### Excerpt to read
Abeles said acting has also helped him connect with the audience and to develop his stage performance style, which he describes as ‘do-it-all’ and ‘nuts.’
“I try to dance as much as possible, I try to engage the crowd as much as possible,” Abeles said. “I’m very very energetic because people feed off of it, so you have to be the source of that energy.”
Although many of Abeles’ friends populate his shows, Abeles said he has interacted with new fans both in person and online, with some even continuing to follow his career.
“There are people across the country that have tweeted at me asking when I’m gonna drop new music, which is crazy,” Abeles said. “It’s just been cool hearing people that comment on a song or tweet at me or message me especially if I don’t know them. It’s really meaningful to see that what I’m doing is impacting somebody in some way.”
Alexander Tsipis, a junior business administration major at Northeastern University, said he has been a Cab Ellis fan since he saw Abeles perform last spring at Hard Rock Cafe Boston. Tsipis said he immediately loved Abeles’ lyrics, flow, and upbeat performance style. When he approached Abeles after the performance, Tsipis said he found Abeles’ friendly personality to be refreshing.
“It’s not very often where someone will perform and then kind of just hang out in the crowd and start talking to people and engage them in conversation,” Tsipis said. “You start a conversation with him and he’s really interested in you as a person also.”
Abeles is currently working on an untitled mixtape of 15 songs spanning subjects on his childhood, his rap career, his relationships, and his own personal struggles.
To help fund the upcoming mixtape, Abeles said he made his latest single “Bounce” available on iTunes for 99 cents, but it’s important to him that fans can still listen to the track for free on Spotify and SoundCloud.
“I think you can’t sell music and you can’t make people pay for things until they’re willing to or until they respect what you do,” Abeles said. “I think music should always be accessible to everyone.”
For the project, Abeles is collaborating with producer Andres Farias, a junior contemporary writing and production major at Berklee College of Music. Farias records and produces Abeles’ vocals at the home studio he runs out of his apartment, complete with an acoustically treated room and professional equipment. Farias, who has recorded artists like rapper Riff Raff, said he is selective with who he chooses to work with.
“I have to obviously love their personality and their professionalism and work ethic,” Farias said. “[Connor] shows up rehearsed. While working he’s focused so that’s why I really like working with him. He’s a good guy.”
Abeles said his new project is much more introspective than his previous work and he hopes to make his own specific problems universal.
“[I] think there’s something special in channeling your inner self and making that applicable to everybody else,” Abeles said. “So that’s a challenge, but also something that’s very important to me because I want to have a diverse demographic. I want to have people that like different music start to appreciate hip-hop and bridge into this genre.”
Abeles said he wants to continue acting but that music is now his priority. Abeles said what he values most in himself and other artists is enthusiasm and a love of their craft.
“Even if I’m not a huge fan of what it is specifically that they’re doing, if I can see that they care, then I inherently respect that,” Abeles said. “I just hope that people can feel the passion and feel how much I truly care about what I’m doing.”

### Material supplied

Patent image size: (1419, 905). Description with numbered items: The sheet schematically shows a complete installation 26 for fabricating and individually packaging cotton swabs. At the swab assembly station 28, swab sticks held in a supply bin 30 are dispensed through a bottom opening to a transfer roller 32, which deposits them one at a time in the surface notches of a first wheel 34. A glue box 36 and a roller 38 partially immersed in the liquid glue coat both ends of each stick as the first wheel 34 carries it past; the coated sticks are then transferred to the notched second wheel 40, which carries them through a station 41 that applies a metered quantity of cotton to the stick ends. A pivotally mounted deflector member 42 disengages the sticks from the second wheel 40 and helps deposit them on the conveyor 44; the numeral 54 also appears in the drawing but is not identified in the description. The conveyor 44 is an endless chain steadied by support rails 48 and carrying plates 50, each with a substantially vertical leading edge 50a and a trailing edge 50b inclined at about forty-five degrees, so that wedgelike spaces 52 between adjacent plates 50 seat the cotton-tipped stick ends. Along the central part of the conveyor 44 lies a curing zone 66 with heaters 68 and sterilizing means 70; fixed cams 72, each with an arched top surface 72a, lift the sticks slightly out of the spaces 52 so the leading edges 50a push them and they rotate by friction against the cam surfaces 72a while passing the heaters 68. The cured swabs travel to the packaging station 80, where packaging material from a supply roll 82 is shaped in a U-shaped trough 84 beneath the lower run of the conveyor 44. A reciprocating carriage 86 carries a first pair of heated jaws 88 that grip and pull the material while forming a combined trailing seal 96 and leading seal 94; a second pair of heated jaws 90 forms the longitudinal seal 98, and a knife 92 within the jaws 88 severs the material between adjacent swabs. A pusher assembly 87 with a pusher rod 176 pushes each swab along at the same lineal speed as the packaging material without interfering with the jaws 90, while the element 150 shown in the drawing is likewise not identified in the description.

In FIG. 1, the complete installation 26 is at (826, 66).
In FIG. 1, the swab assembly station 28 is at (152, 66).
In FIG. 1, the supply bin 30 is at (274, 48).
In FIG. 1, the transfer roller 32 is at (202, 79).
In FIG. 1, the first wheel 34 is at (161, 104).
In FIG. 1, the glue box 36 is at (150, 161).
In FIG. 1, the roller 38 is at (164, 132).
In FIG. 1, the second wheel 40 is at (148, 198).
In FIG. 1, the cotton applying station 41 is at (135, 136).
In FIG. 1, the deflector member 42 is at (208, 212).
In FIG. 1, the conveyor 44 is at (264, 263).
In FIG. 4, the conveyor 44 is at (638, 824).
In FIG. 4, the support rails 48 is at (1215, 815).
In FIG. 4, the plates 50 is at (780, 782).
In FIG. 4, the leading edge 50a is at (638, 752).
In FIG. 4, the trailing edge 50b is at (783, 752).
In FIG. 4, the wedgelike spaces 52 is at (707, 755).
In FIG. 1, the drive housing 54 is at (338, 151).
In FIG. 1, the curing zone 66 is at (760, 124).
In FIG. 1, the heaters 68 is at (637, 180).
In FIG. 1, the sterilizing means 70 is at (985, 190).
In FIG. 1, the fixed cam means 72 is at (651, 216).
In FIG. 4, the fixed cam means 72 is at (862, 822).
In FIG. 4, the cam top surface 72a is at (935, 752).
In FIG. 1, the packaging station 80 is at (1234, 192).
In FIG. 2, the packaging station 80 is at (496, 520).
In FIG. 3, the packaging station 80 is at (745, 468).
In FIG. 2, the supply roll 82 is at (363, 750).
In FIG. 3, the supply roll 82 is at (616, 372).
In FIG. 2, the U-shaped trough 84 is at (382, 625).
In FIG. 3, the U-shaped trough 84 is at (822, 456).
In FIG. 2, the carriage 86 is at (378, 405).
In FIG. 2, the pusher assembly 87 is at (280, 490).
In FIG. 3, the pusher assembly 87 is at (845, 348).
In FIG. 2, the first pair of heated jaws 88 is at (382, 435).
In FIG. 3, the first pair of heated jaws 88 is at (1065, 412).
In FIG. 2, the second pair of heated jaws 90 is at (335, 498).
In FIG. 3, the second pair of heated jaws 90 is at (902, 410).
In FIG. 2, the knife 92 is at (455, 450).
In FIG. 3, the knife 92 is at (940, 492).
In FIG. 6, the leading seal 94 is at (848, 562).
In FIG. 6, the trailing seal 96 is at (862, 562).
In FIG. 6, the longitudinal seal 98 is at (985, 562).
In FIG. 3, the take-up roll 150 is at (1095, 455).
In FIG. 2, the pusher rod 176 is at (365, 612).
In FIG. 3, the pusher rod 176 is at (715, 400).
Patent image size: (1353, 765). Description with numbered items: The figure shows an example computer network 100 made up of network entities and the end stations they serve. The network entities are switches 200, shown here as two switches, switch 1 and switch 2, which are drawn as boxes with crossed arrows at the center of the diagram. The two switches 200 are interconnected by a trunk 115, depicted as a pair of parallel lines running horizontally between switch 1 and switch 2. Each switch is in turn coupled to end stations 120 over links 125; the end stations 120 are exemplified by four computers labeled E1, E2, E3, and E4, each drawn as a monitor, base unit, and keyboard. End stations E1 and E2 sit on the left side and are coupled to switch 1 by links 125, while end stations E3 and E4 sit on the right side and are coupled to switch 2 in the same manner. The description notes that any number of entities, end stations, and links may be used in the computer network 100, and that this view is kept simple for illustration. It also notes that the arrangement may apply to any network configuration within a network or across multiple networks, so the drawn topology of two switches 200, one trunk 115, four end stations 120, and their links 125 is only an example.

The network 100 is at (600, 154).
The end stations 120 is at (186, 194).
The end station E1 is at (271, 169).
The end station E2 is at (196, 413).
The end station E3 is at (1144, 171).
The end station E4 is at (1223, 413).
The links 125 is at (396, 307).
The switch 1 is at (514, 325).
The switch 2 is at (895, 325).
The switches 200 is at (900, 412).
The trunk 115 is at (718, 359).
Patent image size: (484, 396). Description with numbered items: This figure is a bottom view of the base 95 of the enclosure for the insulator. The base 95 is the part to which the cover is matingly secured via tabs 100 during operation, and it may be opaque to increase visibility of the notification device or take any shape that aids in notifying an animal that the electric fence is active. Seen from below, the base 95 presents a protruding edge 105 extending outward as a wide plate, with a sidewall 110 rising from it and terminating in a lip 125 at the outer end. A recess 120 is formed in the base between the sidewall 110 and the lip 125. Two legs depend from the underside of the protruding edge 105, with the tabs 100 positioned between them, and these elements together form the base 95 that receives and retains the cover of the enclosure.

### Work to complete
(a) Reproduce the part of the passage on Abeles starting at "Abeles is currently" and ending at "own personal struggles.", swapping "untitled mixtape" for "untitled album".
(b) According to the passage on Abeles, what price did he set for his single "Bounce" on iTunes?
(c) List every subject that the passage on Abeles says his upcoming mixtape spans.

### Answers for the tasks
(a)
Abeles is currently working on an untitled album of 15 songs spanning subjects on his childhood, his rap career, his relationships, and his own personal struggles.

(b) 99 cents

(c)
- his childhood
- his rap career
- his relationships
- his own personal struggles